#### Exercise details:
In the listing below, how many lines contain the word "サンデーサイレンス"? Please respond with the number only.

Stored entries:
*-*-*

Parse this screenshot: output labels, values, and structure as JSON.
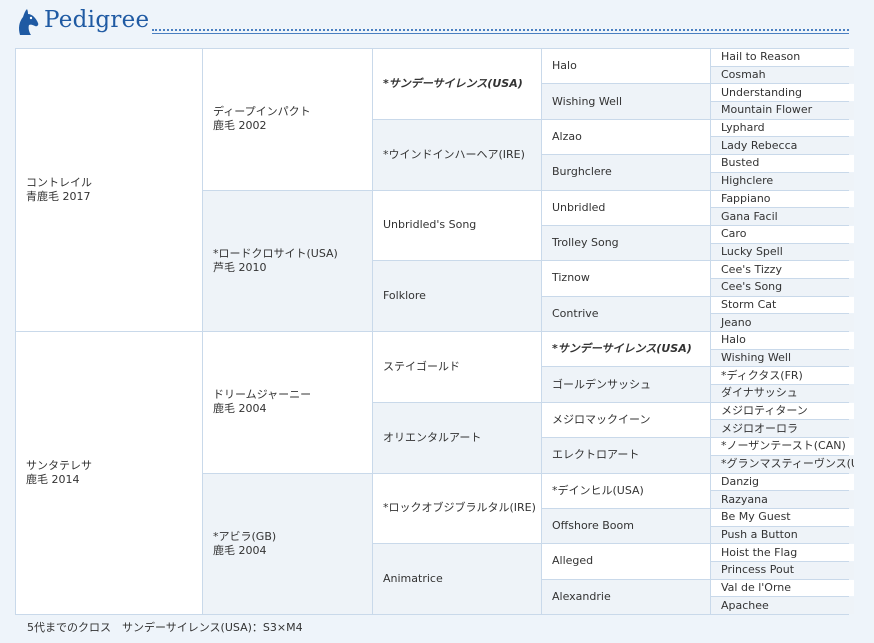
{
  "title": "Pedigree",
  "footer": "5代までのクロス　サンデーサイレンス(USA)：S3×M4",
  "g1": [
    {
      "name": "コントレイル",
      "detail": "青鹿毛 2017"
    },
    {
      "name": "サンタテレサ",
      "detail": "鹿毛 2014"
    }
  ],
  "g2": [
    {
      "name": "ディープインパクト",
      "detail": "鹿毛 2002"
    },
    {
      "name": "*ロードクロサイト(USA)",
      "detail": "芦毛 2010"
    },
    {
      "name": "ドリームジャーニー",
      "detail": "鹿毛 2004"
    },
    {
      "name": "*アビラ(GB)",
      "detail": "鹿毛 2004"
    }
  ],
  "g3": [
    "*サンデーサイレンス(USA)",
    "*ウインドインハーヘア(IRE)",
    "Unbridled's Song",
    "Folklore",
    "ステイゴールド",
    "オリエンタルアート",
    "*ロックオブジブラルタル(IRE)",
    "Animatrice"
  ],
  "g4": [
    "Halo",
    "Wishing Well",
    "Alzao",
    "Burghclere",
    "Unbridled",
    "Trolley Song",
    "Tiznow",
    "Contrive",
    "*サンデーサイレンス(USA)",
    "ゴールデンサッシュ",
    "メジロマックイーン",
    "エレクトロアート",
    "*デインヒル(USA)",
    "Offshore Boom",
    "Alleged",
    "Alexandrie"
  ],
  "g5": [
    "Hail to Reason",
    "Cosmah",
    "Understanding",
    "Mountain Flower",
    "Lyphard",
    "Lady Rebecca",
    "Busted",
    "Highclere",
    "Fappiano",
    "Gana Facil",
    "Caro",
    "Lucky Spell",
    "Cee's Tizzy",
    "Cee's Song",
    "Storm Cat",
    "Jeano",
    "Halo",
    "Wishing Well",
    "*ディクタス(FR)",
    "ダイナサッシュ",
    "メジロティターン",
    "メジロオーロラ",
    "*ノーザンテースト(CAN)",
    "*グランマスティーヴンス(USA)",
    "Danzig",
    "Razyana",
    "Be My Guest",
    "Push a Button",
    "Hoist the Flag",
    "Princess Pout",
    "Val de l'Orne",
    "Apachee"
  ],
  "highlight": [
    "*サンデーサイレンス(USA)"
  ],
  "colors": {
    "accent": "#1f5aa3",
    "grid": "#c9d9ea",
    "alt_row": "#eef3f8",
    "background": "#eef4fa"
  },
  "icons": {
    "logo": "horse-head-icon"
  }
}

*-*-*

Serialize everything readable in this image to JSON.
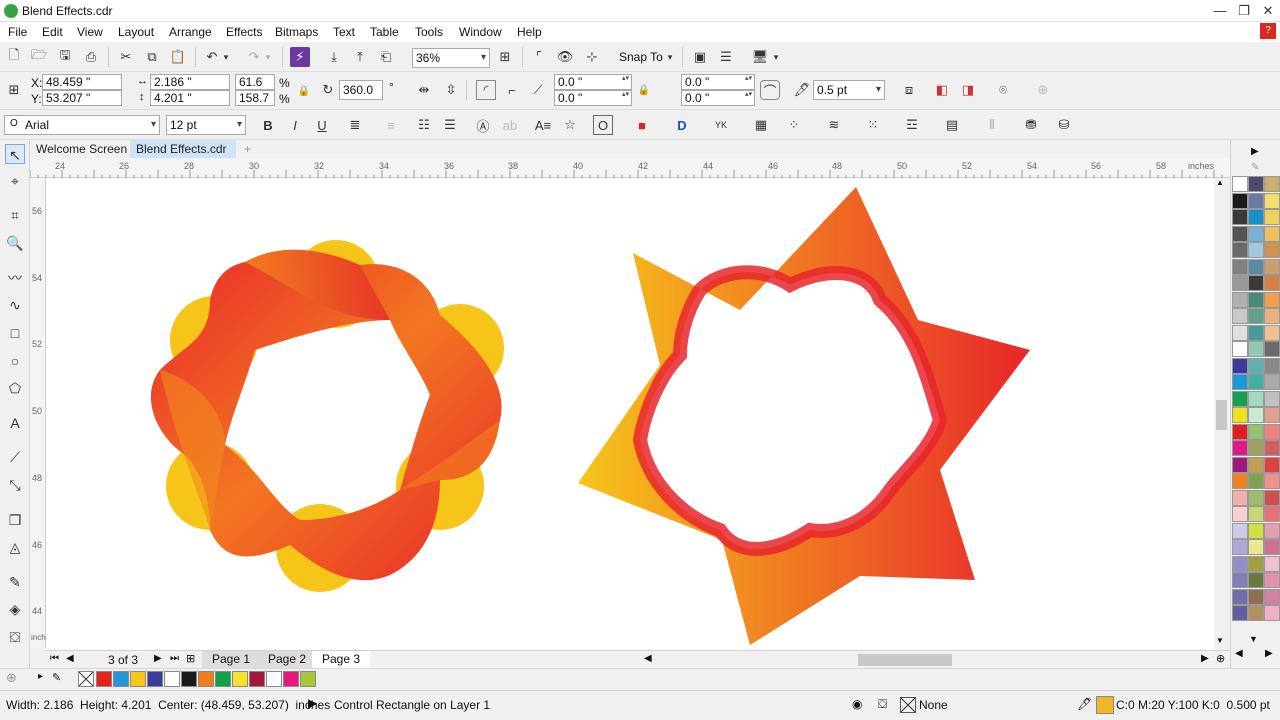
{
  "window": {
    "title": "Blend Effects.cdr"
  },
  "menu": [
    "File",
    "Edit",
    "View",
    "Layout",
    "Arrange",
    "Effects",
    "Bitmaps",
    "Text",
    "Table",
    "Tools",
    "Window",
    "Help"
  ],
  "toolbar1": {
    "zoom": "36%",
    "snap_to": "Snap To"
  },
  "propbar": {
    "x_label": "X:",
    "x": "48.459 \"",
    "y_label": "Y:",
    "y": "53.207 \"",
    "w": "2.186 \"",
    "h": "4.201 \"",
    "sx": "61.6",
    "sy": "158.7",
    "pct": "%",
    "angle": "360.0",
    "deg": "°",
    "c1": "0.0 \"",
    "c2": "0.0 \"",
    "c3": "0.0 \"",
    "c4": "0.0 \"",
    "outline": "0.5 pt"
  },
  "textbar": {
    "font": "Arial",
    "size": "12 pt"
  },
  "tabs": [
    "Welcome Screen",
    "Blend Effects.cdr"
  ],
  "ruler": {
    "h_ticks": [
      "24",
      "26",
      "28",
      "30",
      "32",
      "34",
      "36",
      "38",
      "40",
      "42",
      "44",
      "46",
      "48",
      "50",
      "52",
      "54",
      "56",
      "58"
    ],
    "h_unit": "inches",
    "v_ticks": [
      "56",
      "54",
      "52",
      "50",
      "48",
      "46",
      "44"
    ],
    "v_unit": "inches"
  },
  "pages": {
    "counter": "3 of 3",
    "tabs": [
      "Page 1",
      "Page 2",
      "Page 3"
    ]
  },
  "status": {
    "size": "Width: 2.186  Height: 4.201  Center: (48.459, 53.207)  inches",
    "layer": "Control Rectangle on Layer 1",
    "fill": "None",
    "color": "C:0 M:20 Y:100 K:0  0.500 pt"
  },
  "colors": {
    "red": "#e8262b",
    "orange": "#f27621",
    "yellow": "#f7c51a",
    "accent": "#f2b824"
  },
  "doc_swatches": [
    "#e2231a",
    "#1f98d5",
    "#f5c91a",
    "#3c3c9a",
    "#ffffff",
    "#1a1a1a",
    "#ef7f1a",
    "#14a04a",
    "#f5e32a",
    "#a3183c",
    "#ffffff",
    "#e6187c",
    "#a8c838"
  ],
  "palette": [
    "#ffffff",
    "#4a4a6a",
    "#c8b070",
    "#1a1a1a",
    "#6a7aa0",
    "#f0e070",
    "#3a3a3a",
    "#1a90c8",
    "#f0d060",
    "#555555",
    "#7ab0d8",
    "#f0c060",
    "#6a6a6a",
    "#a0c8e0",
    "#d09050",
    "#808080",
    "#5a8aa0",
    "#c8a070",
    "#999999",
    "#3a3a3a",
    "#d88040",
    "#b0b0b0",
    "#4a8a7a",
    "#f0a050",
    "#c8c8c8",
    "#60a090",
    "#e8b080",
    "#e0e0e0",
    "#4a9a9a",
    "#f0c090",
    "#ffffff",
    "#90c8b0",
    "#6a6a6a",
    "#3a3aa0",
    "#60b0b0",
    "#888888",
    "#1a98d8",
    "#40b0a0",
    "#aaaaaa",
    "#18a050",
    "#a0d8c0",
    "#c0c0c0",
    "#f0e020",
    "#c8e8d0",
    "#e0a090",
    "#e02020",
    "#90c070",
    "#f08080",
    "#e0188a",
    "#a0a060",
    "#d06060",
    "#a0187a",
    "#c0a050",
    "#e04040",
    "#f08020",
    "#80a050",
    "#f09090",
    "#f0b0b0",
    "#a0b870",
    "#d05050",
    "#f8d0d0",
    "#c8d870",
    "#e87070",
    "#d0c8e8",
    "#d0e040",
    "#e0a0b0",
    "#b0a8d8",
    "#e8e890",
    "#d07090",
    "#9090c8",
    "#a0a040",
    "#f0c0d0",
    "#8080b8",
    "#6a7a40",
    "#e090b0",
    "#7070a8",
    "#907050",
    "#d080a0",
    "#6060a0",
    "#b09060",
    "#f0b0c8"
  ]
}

*-*-*

#### Expected answer:
4